___ Excerpted records

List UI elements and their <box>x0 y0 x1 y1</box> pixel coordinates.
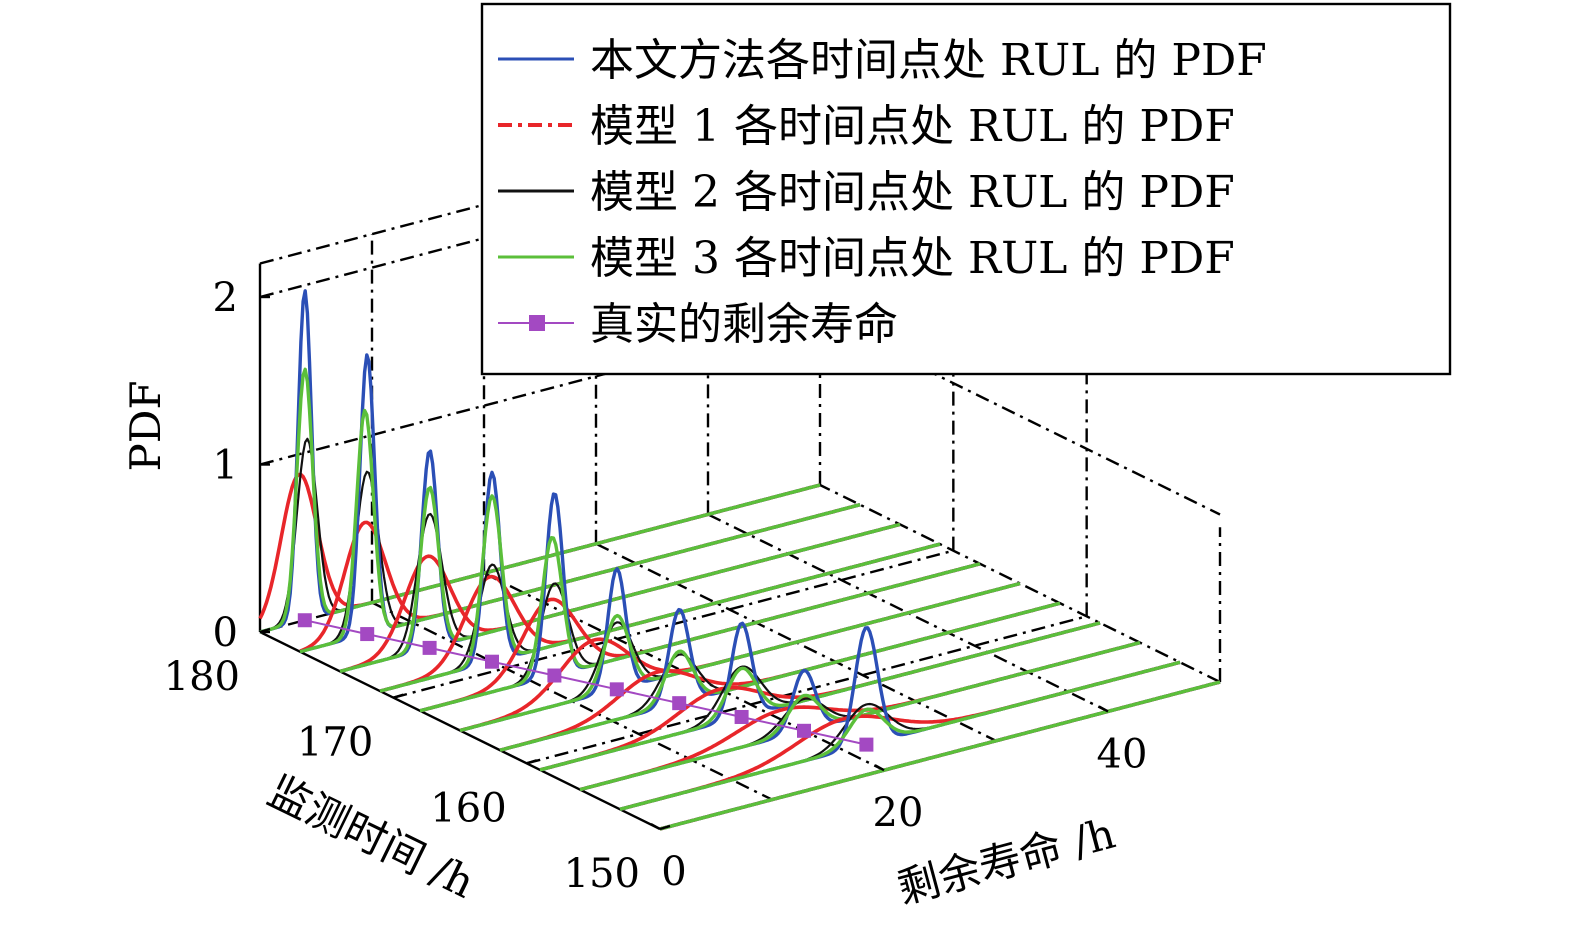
legend-box <box>480 2 1452 376</box>
legend-label: 本文方法各时间点处 RUL 的 PDF <box>590 35 1267 86</box>
rul-tick-mark <box>650 822 661 831</box>
legend-entry: 本文方法各时间点处 RUL 的 PDF <box>498 35 1267 86</box>
time-tick-label: 160 <box>430 785 506 831</box>
legend-entry: 真实的剩余寿命 <box>498 299 898 350</box>
time-tick-label: 150 <box>564 851 640 897</box>
pdf-curves <box>258 289 1221 831</box>
z-tick-label: 0 <box>213 610 238 656</box>
legend-marker <box>529 315 545 331</box>
time-tick-mark <box>259 627 271 634</box>
grid-line-pdf <box>259 316 821 466</box>
true-rul-marker <box>672 696 687 711</box>
time-tick-label: 180 <box>164 654 240 700</box>
true-rul-marker <box>297 613 312 628</box>
pdf-curve-series-4 <box>499 601 1061 752</box>
true-rul-marker <box>734 709 749 724</box>
rul-tick-label: 0 <box>661 849 686 895</box>
legend-label: 模型 3 各时间点处 RUL 的 PDF <box>590 233 1235 284</box>
true-rul-marker <box>609 682 624 697</box>
true-rul-markers <box>297 613 874 752</box>
time-tick-mark <box>526 759 538 765</box>
legend-entry: 模型 1 各时间点处 RUL 的 PDF <box>498 101 1235 152</box>
rul-tick-label: 20 <box>873 790 924 836</box>
pdf-curve-series-4 <box>659 680 1221 831</box>
legend-label: 模型 1 各时间点处 RUL 的 PDF <box>590 101 1235 152</box>
pdf-curve-series-4 <box>379 494 941 693</box>
true-rul-line <box>304 619 867 746</box>
time-tick-label: 170 <box>297 720 373 766</box>
rul-tick-mark <box>1098 705 1109 713</box>
pdf-curve-series-4 <box>419 536 981 713</box>
true-rul-marker <box>422 640 437 655</box>
grid-line-pdf <box>259 148 821 299</box>
pdf-curve-series-4 <box>259 367 821 634</box>
grid-line-floor <box>526 615 1087 765</box>
z-tick-label: 2 <box>213 275 238 321</box>
legend-label: 模型 2 各时间点处 RUL 的 PDF <box>590 167 1235 218</box>
rul-tick-label: 40 <box>1097 731 1148 777</box>
time-tick-mark <box>659 824 671 831</box>
pdf-curve-series-4 <box>459 581 1021 733</box>
true-rul-marker <box>797 723 811 738</box>
grid-line-floor <box>393 549 954 699</box>
legend-entry: 模型 3 各时间点处 RUL 的 PDF <box>498 233 1235 284</box>
legend-entry: 模型 2 各时间点处 RUL 的 PDF <box>498 167 1235 218</box>
rul-axis-title: 剩余寿命 /h <box>892 809 1120 914</box>
box-edge <box>259 115 821 265</box>
pdf-curve-series-4 <box>339 485 901 674</box>
pdf-curve-series-4 <box>619 660 1181 811</box>
z-tick-label: 1 <box>213 443 238 489</box>
pdf-curve-series-4 <box>539 621 1101 772</box>
legend-label: 真实的剩余寿命 <box>590 299 898 350</box>
rul-tick-mark <box>874 764 885 772</box>
legend: 本文方法各时间点处 RUL 的 PDF 模型 1 各时间点处 RUL 的 PDF 模… <box>480 2 1452 376</box>
true-rul-marker <box>859 737 874 752</box>
true-rul-marker <box>547 668 562 683</box>
z-axis-title: PDF <box>121 380 170 471</box>
true-rul-marker <box>485 654 499 669</box>
time-tick-mark <box>392 693 404 699</box>
true-rul-marker <box>360 627 375 642</box>
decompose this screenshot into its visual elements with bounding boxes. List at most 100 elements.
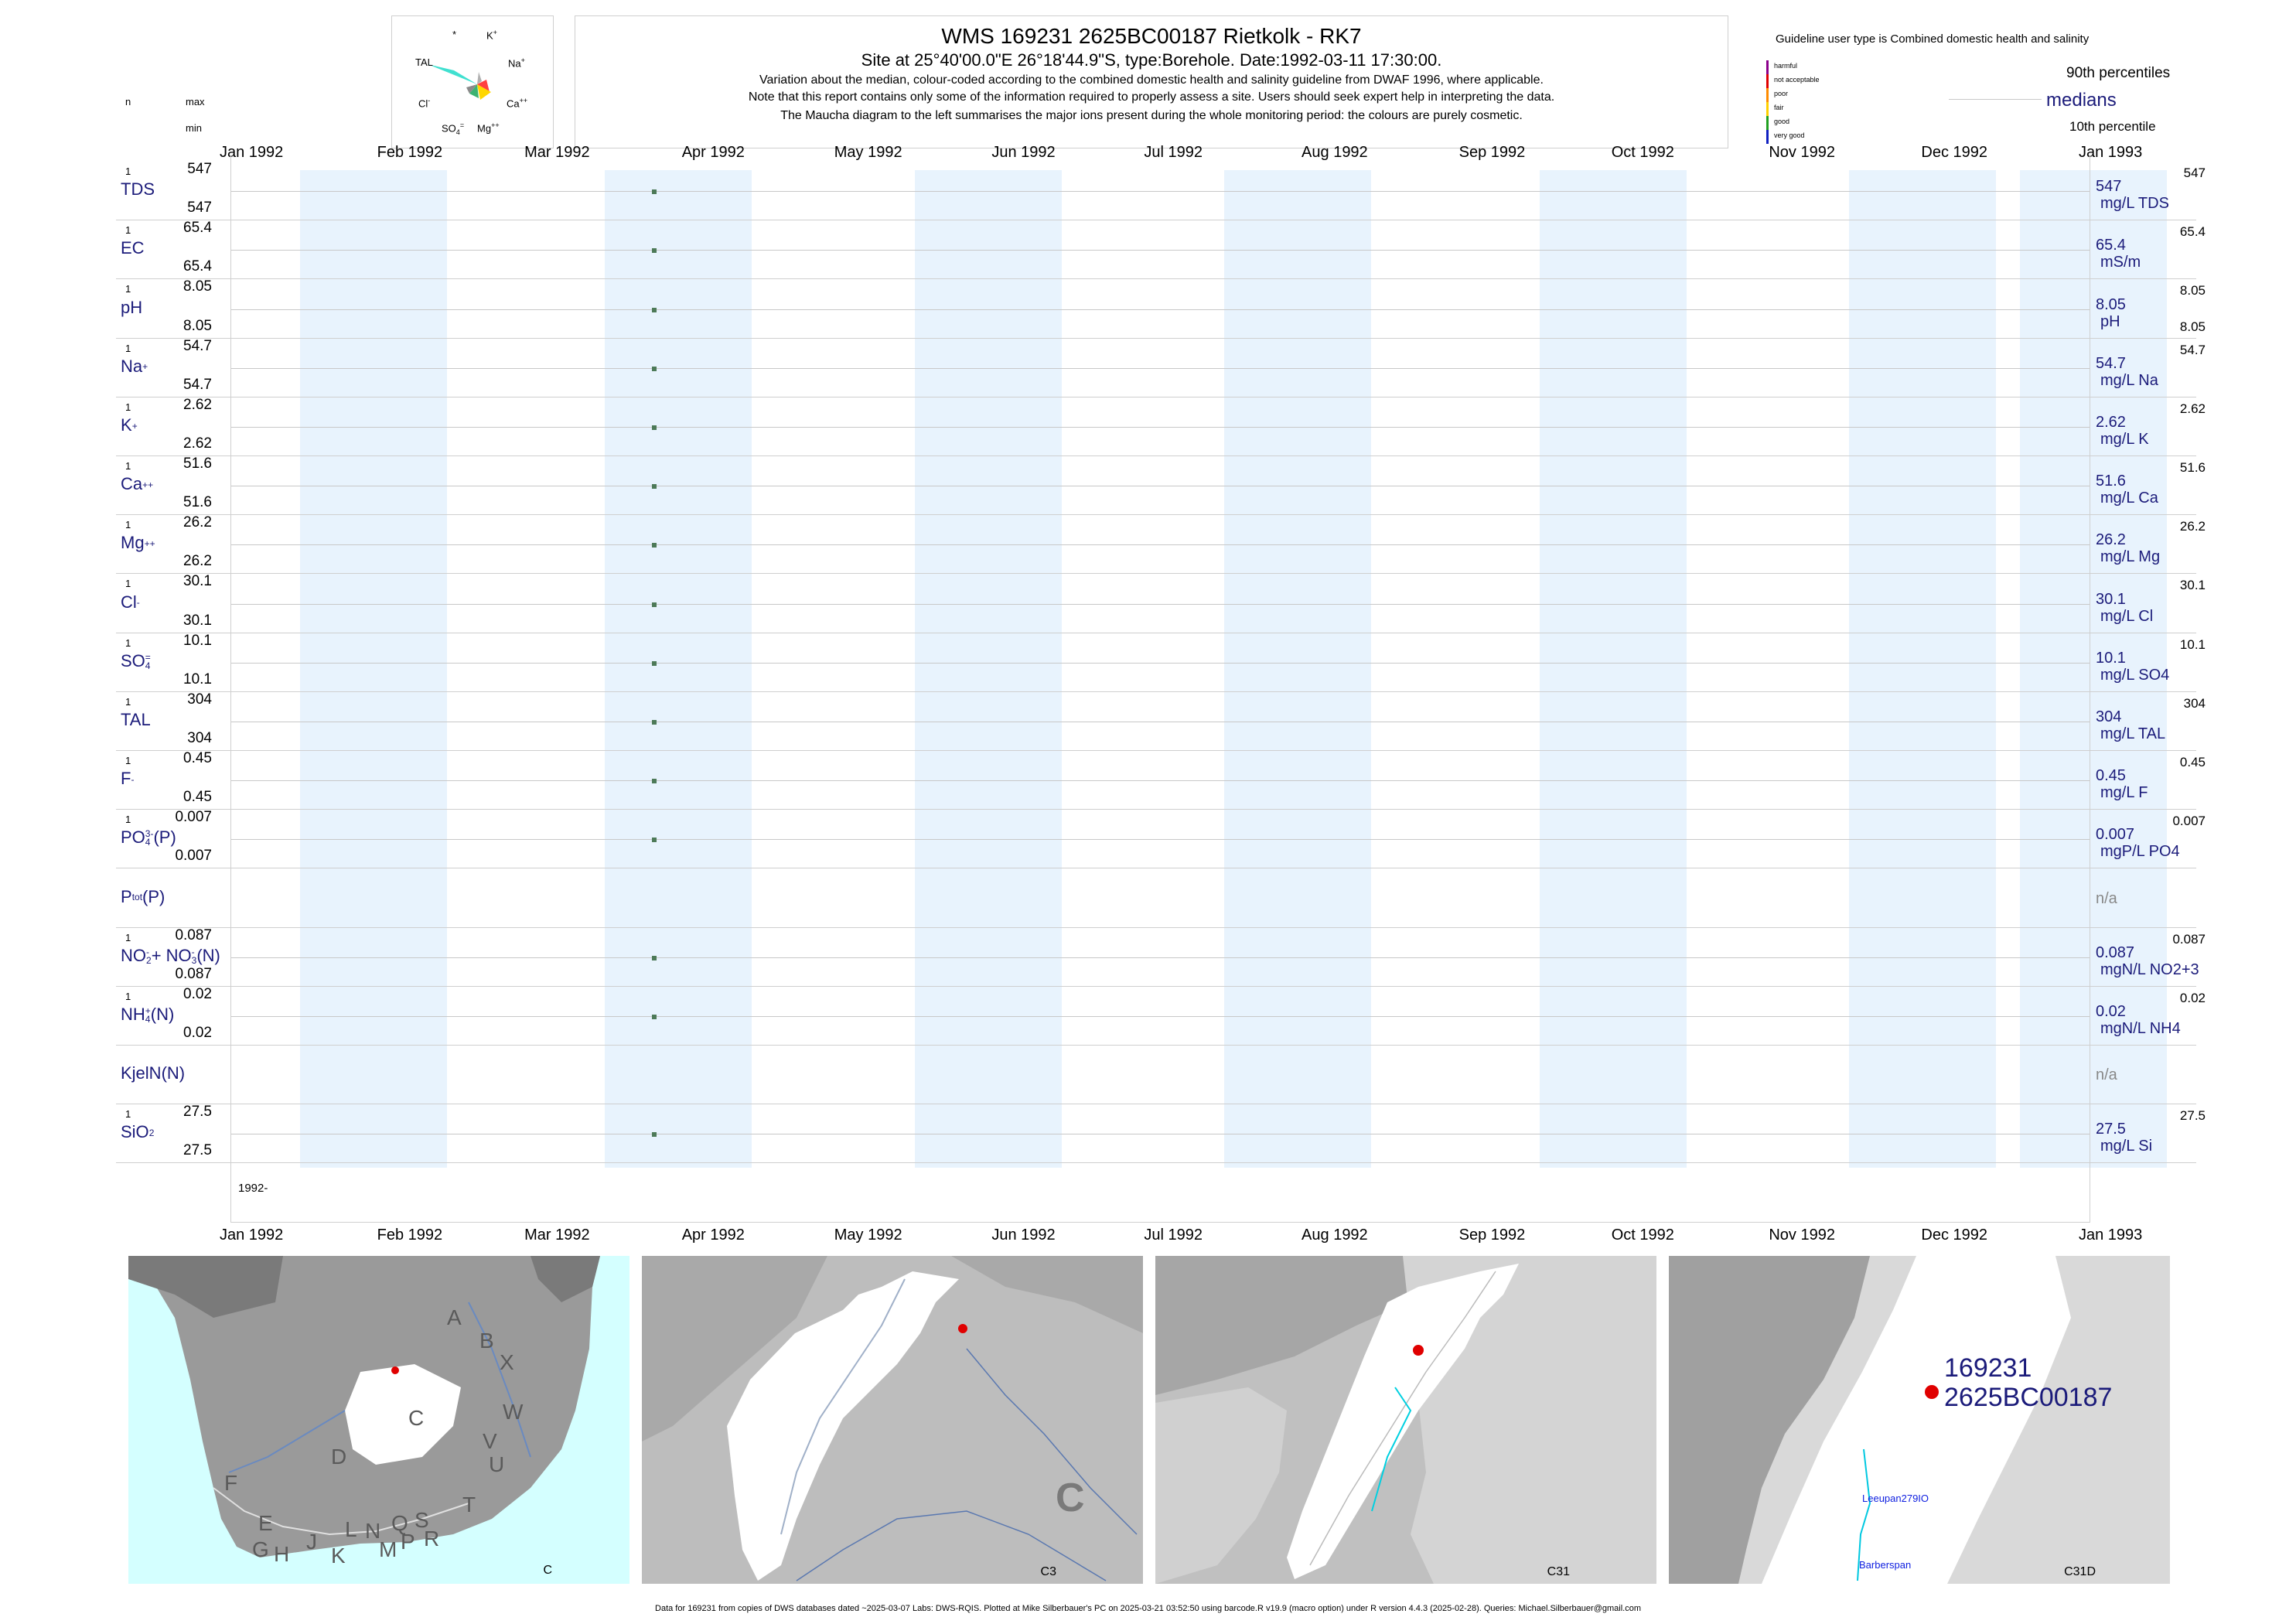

______

What to work on:
Write out again, unchanged, the portion of the rows that opens with the line containing "legend-box <box>480 2 1452 376</box>" and closes with the line containing "time-tick-mark <box>526 759 538 765</box>", including both of those lines.

Exercise answer:
legend-box <box>480 2 1452 376</box>
legend-label: 本文方法各时间点处 RUL 的 PDF <box>590 35 1267 86</box>
rul-tick-mark <box>650 822 661 831</box>
legend-entry: 本文方法各时间点处 RUL 的 PDF <box>498 35 1267 86</box>
time-tick-label: 160 <box>430 785 506 831</box>
legend-entry: 真实的剩余寿命 <box>498 299 898 350</box>
time-tick-label: 150 <box>564 851 640 897</box>
pdf-curves <box>258 289 1221 831</box>
z-tick-label: 0 <box>213 610 238 656</box>
legend-marker <box>529 315 545 331</box>
time-tick-mark <box>259 627 271 634</box>
grid-line-pdf <box>259 316 821 466</box>
true-rul-marker <box>672 696 687 711</box>
time-tick-label: 180 <box>164 654 240 700</box>
true-rul-marker <box>297 613 312 628</box>
pdf-curve-series-4 <box>499 601 1061 752</box>
true-rul-marker <box>734 709 749 724</box>
rul-tick-label: 0 <box>661 849 686 895</box>
legend-label: 模型 3 各时间点处 RUL 的 PDF <box>590 233 1235 284</box>
true-rul-marker <box>609 682 624 697</box>
true-rul-markers <box>297 613 874 752</box>
time-tick-mark <box>526 759 538 765</box>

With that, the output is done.